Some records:
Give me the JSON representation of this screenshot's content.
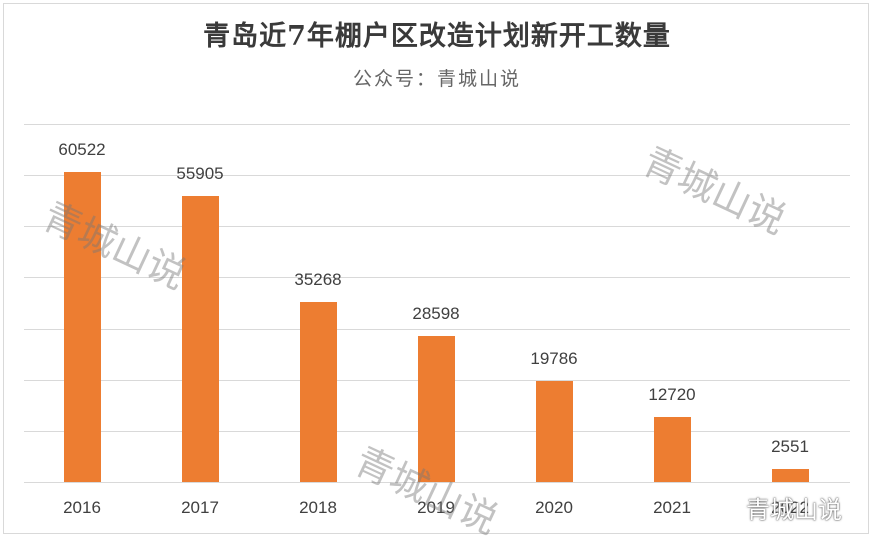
{
  "chart_data": {
    "type": "bar",
    "title": "青岛近7年棚户区改造计划新开工数量",
    "subtitle": "公众号：青城山说",
    "categories": [
      "2016",
      "2017",
      "2018",
      "2019",
      "2020",
      "2021",
      "2022"
    ],
    "values": [
      60522,
      55905,
      35268,
      28598,
      19786,
      12720,
      2551
    ],
    "value_labels": [
      "60522",
      "55905",
      "35268",
      "28598",
      "19786",
      "12720",
      "2551"
    ],
    "xlabel": "",
    "ylabel": "",
    "ylim": [
      0,
      70000
    ],
    "grid": true,
    "gridline_step": 10000,
    "legend": "none",
    "bar_color": "#ed7d31"
  },
  "watermarks": [
    "青城山说",
    "青城山说",
    "青城山说"
  ],
  "corner_watermark": "青城山说"
}
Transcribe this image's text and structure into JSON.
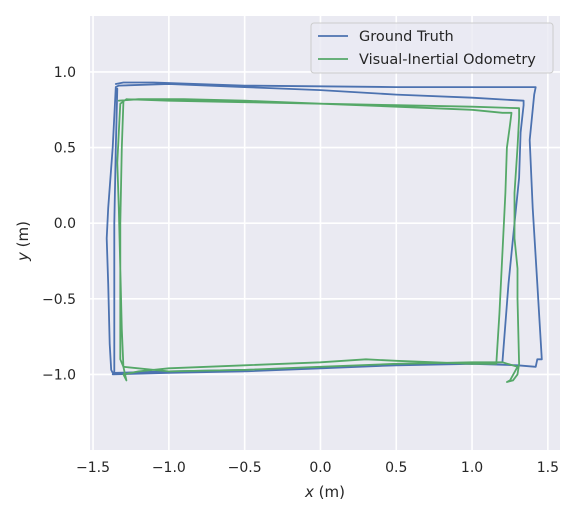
{
  "chart_data": {
    "type": "line",
    "title": "",
    "xlabel": {
      "var": "x",
      "unit": " (m)"
    },
    "ylabel": {
      "var": "y",
      "unit": " (m)"
    },
    "xlim": [
      -1.52,
      1.58
    ],
    "ylim": [
      -1.5,
      1.37
    ],
    "xticks": [
      -1.5,
      -1.0,
      -0.5,
      0.0,
      0.5,
      1.0,
      1.5
    ],
    "xtick_labels": [
      "−1.5",
      "−1.0",
      "−0.5",
      "0.0",
      "0.5",
      "1.0",
      "1.5"
    ],
    "yticks": [
      1.0,
      0.5,
      0.0,
      -0.5,
      -1.0
    ],
    "ytick_labels": [
      "1.0",
      "0.5",
      "0.0",
      "−0.5",
      "−1.0"
    ],
    "grid": true,
    "legend_position": "top-right",
    "series": [
      {
        "name": "Ground Truth",
        "color": "#4c72b0",
        "points": [
          [
            -1.35,
            0.92
          ],
          [
            -1.3,
            0.93
          ],
          [
            -1.1,
            0.93
          ],
          [
            -0.5,
            0.91
          ],
          [
            0.5,
            0.9
          ],
          [
            1.0,
            0.9
          ],
          [
            1.42,
            0.9
          ],
          [
            1.41,
            0.85
          ],
          [
            1.38,
            0.55
          ],
          [
            1.4,
            0.1
          ],
          [
            1.43,
            -0.4
          ],
          [
            1.46,
            -0.9
          ],
          [
            1.43,
            -0.9
          ],
          [
            1.42,
            -0.95
          ],
          [
            1.3,
            -0.94
          ],
          [
            1.0,
            -0.93
          ],
          [
            0.5,
            -0.94
          ],
          [
            0.0,
            -0.96
          ],
          [
            -0.5,
            -0.97
          ],
          [
            -1.0,
            -0.98
          ],
          [
            -1.37,
            -0.99
          ],
          [
            -1.38,
            -0.97
          ],
          [
            -1.39,
            -0.8
          ],
          [
            -1.4,
            -0.4
          ],
          [
            -1.41,
            -0.1
          ],
          [
            -1.4,
            0.1
          ],
          [
            -1.37,
            0.5
          ],
          [
            -1.35,
            0.9
          ],
          [
            -1.33,
            0.91
          ],
          [
            -1.0,
            0.92
          ],
          [
            -0.5,
            0.9
          ],
          [
            0.0,
            0.88
          ],
          [
            0.5,
            0.85
          ],
          [
            1.0,
            0.83
          ],
          [
            1.34,
            0.81
          ],
          [
            1.34,
            0.78
          ],
          [
            1.32,
            0.6
          ],
          [
            1.31,
            0.3
          ],
          [
            1.28,
            0.0
          ],
          [
            1.24,
            -0.4
          ],
          [
            1.2,
            -0.92
          ],
          [
            1.0,
            -0.93
          ],
          [
            0.5,
            -0.94
          ],
          [
            0.0,
            -0.96
          ],
          [
            -0.5,
            -0.98
          ],
          [
            -1.0,
            -0.99
          ],
          [
            -1.37,
            -1.0
          ],
          [
            -1.36,
            -0.98
          ],
          [
            -1.36,
            -0.5
          ],
          [
            -1.36,
            0.0
          ],
          [
            -1.35,
            0.5
          ],
          [
            -1.34,
            0.89
          ]
        ]
      },
      {
        "name": "Visual-Inertial Odometry",
        "color": "#55a868",
        "points": [
          [
            -1.33,
            0.81
          ],
          [
            -1.2,
            0.82
          ],
          [
            -0.9,
            0.82
          ],
          [
            -0.5,
            0.81
          ],
          [
            0.0,
            0.79
          ],
          [
            0.5,
            0.77
          ],
          [
            1.0,
            0.75
          ],
          [
            1.2,
            0.73
          ],
          [
            1.26,
            0.73
          ],
          [
            1.25,
            0.65
          ],
          [
            1.23,
            0.5
          ],
          [
            1.22,
            0.2
          ],
          [
            1.2,
            -0.2
          ],
          [
            1.18,
            -0.6
          ],
          [
            1.16,
            -0.93
          ],
          [
            1.0,
            -0.93
          ],
          [
            0.5,
            -0.91
          ],
          [
            0.3,
            -0.9
          ],
          [
            0.0,
            -0.92
          ],
          [
            -0.5,
            -0.94
          ],
          [
            -1.0,
            -0.96
          ],
          [
            -1.2,
            -0.98
          ],
          [
            -1.3,
            -1.0
          ],
          [
            -1.28,
            -1.04
          ],
          [
            -1.3,
            -0.95
          ],
          [
            -1.31,
            -0.7
          ],
          [
            -1.32,
            -0.3
          ],
          [
            -1.33,
            0.1
          ],
          [
            -1.34,
            0.4
          ],
          [
            -1.33,
            0.6
          ],
          [
            -1.32,
            0.79
          ],
          [
            -1.28,
            0.82
          ],
          [
            -1.0,
            0.81
          ],
          [
            -0.5,
            0.8
          ],
          [
            0.0,
            0.79
          ],
          [
            0.5,
            0.78
          ],
          [
            1.0,
            0.77
          ],
          [
            1.31,
            0.76
          ],
          [
            1.31,
            0.7
          ],
          [
            1.3,
            0.5
          ],
          [
            1.28,
            0.2
          ],
          [
            1.28,
            -0.1
          ],
          [
            1.3,
            -0.3
          ],
          [
            1.3,
            -0.5
          ],
          [
            1.31,
            -0.93
          ],
          [
            1.3,
            -1.0
          ],
          [
            1.27,
            -1.04
          ],
          [
            1.23,
            -1.05
          ],
          [
            1.25,
            -1.04
          ],
          [
            1.3,
            -0.95
          ],
          [
            1.2,
            -0.92
          ],
          [
            1.0,
            -0.92
          ],
          [
            0.5,
            -0.93
          ],
          [
            0.0,
            -0.95
          ],
          [
            -0.5,
            -0.97
          ],
          [
            -1.0,
            -0.98
          ],
          [
            -1.3,
            -0.95
          ],
          [
            -1.32,
            -0.9
          ],
          [
            -1.32,
            -0.5
          ],
          [
            -1.32,
            0.0
          ],
          [
            -1.31,
            0.5
          ],
          [
            -1.3,
            0.8
          ]
        ]
      }
    ]
  }
}
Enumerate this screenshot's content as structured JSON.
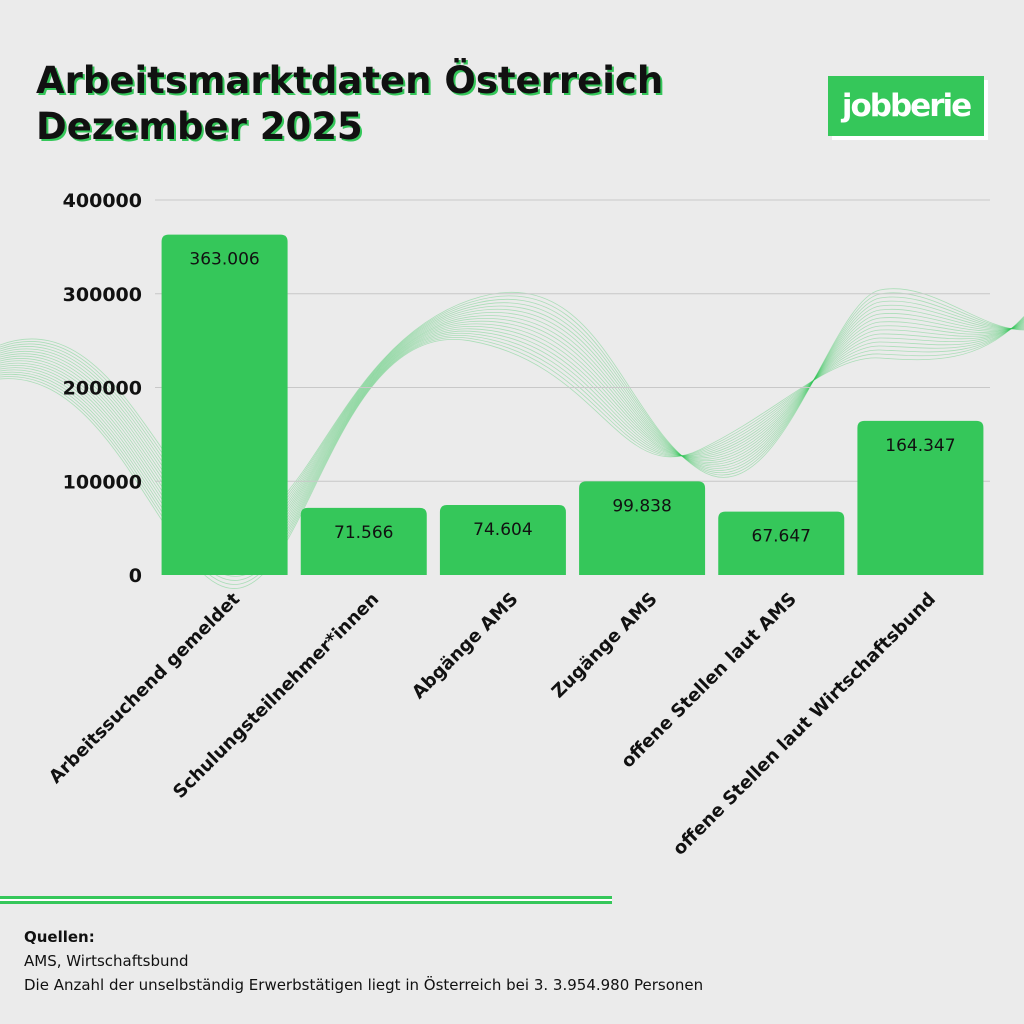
{
  "chart_data": {
    "type": "bar",
    "title": [
      "Arbeitsmarktdaten Österreich",
      "Dezember 2025"
    ],
    "categories": [
      "Arbeitssuchend gemeldet",
      "Schulungsteilnehmer*innen",
      "Abgänge AMS",
      "Zugänge AMS",
      "offene Stellen laut AMS",
      "offene Stellen laut Wirtschaftsbund"
    ],
    "values": [
      363006,
      71566,
      74604,
      99838,
      67647,
      164347
    ],
    "value_labels": [
      "363.006",
      "71.566",
      "74.604",
      "99.838",
      "67.647",
      "164.347"
    ],
    "ylim": [
      0,
      400000
    ],
    "yticks": [
      0,
      100000,
      200000,
      300000,
      400000
    ],
    "ytick_labels": [
      "0",
      "100000",
      "200000",
      "300000",
      "400000"
    ],
    "xlabel": "",
    "ylabel": "",
    "grid": true,
    "bar_color": "#35c75a"
  },
  "logo": {
    "text": "jobberie",
    "color": "#35c75a"
  },
  "sources": {
    "heading": "Quellen:",
    "line1": "AMS, Wirtschaftsbund",
    "line2": "Die Anzahl der unselbständig Erwerbstätigen liegt in Österreich bei 3. 3.954.980 Personen"
  }
}
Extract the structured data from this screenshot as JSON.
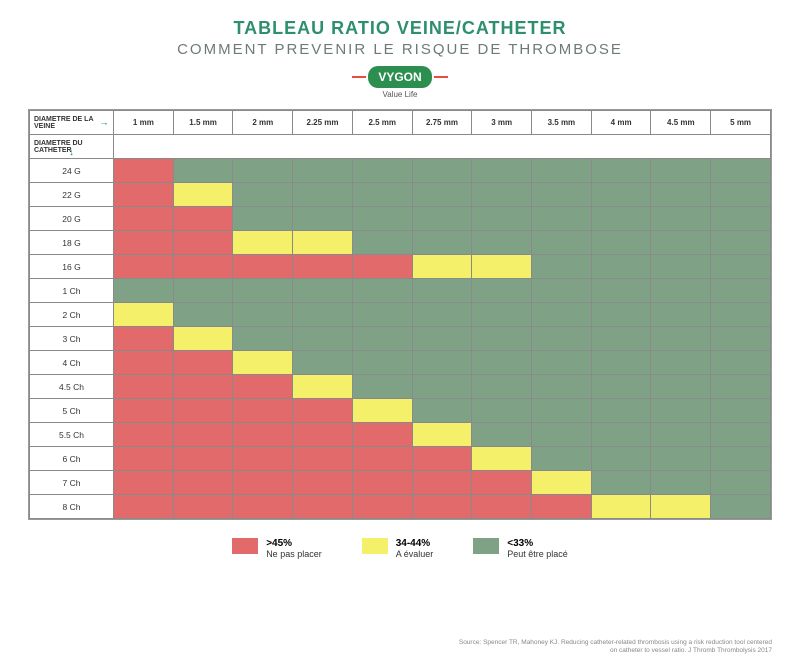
{
  "title": "TABLEAU RATIO VEINE/CATHETER",
  "subtitle": "COMMENT PREVENIR LE RISQUE DE THROMBOSE",
  "logo": {
    "brand": "VYGON",
    "tagline": "Value Life"
  },
  "table": {
    "vein_header_label": "DIAMETRE DE LA VEINE",
    "catheter_header_label": "DIAMETRE DU CATHETER",
    "vein_diameters": [
      "1 mm",
      "1.5 mm",
      "2 mm",
      "2.25 mm",
      "2.5 mm",
      "2.75 mm",
      "3 mm",
      "3.5 mm",
      "4 mm",
      "4.5 mm",
      "5 mm"
    ],
    "bold_column_index": 9,
    "catheters": [
      "24 G",
      "22 G",
      "20 G",
      "18 G",
      "16 G",
      "1 Ch",
      "2 Ch",
      "3 Ch",
      "4 Ch",
      "4.5 Ch",
      "5 Ch",
      "5.5 Ch",
      "6 Ch",
      "7 Ch",
      "8 Ch"
    ],
    "colors": {
      "red": "#e36a6a",
      "yellow": "#f4f06a",
      "green": "#7fa287"
    },
    "cells": [
      [
        "red",
        "green",
        "green",
        "green",
        "green",
        "green",
        "green",
        "green",
        "green",
        "green",
        "green"
      ],
      [
        "red",
        "yellow",
        "green",
        "green",
        "green",
        "green",
        "green",
        "green",
        "green",
        "green",
        "green"
      ],
      [
        "red",
        "red",
        "green",
        "green",
        "green",
        "green",
        "green",
        "green",
        "green",
        "green",
        "green"
      ],
      [
        "red",
        "red",
        "yellow",
        "yellow",
        "green",
        "green",
        "green",
        "green",
        "green",
        "green",
        "green"
      ],
      [
        "red",
        "red",
        "red",
        "red",
        "red",
        "yellow",
        "yellow",
        "green",
        "green",
        "green",
        "green"
      ],
      [
        "green",
        "green",
        "green",
        "green",
        "green",
        "green",
        "green",
        "green",
        "green",
        "green",
        "green"
      ],
      [
        "yellow",
        "green",
        "green",
        "green",
        "green",
        "green",
        "green",
        "green",
        "green",
        "green",
        "green"
      ],
      [
        "red",
        "yellow",
        "green",
        "green",
        "green",
        "green",
        "green",
        "green",
        "green",
        "green",
        "green"
      ],
      [
        "red",
        "red",
        "yellow",
        "green",
        "green",
        "green",
        "green",
        "green",
        "green",
        "green",
        "green"
      ],
      [
        "red",
        "red",
        "red",
        "yellow",
        "green",
        "green",
        "green",
        "green",
        "green",
        "green",
        "green"
      ],
      [
        "red",
        "red",
        "red",
        "red",
        "yellow",
        "green",
        "green",
        "green",
        "green",
        "green",
        "green"
      ],
      [
        "red",
        "red",
        "red",
        "red",
        "red",
        "yellow",
        "green",
        "green",
        "green",
        "green",
        "green"
      ],
      [
        "red",
        "red",
        "red",
        "red",
        "red",
        "red",
        "yellow",
        "green",
        "green",
        "green",
        "green"
      ],
      [
        "red",
        "red",
        "red",
        "red",
        "red",
        "red",
        "red",
        "yellow",
        "green",
        "green",
        "green"
      ],
      [
        "red",
        "red",
        "red",
        "red",
        "red",
        "red",
        "red",
        "red",
        "yellow",
        "yellow",
        "green"
      ]
    ]
  },
  "legend": [
    {
      "key": "red",
      "pct": ">45%",
      "desc": "Ne pas placer"
    },
    {
      "key": "yellow",
      "pct": "34-44%",
      "desc": "A évaluer"
    },
    {
      "key": "green",
      "pct": "<33%",
      "desc": "Peut être placé"
    }
  ],
  "source": "Source: Spencer TR, Mahoney KJ. Reducing catheter-related thrombosis using a risk reduction tool centered on catheter to vessel ratio. J Thromb Thrombolysis 2017"
}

WRITTEN INSTRUCTION: Return each line where "text" shows up.

TASK OUTPUT:
Transcribe this image's text and structure into JSON.
    "text": "jobberie",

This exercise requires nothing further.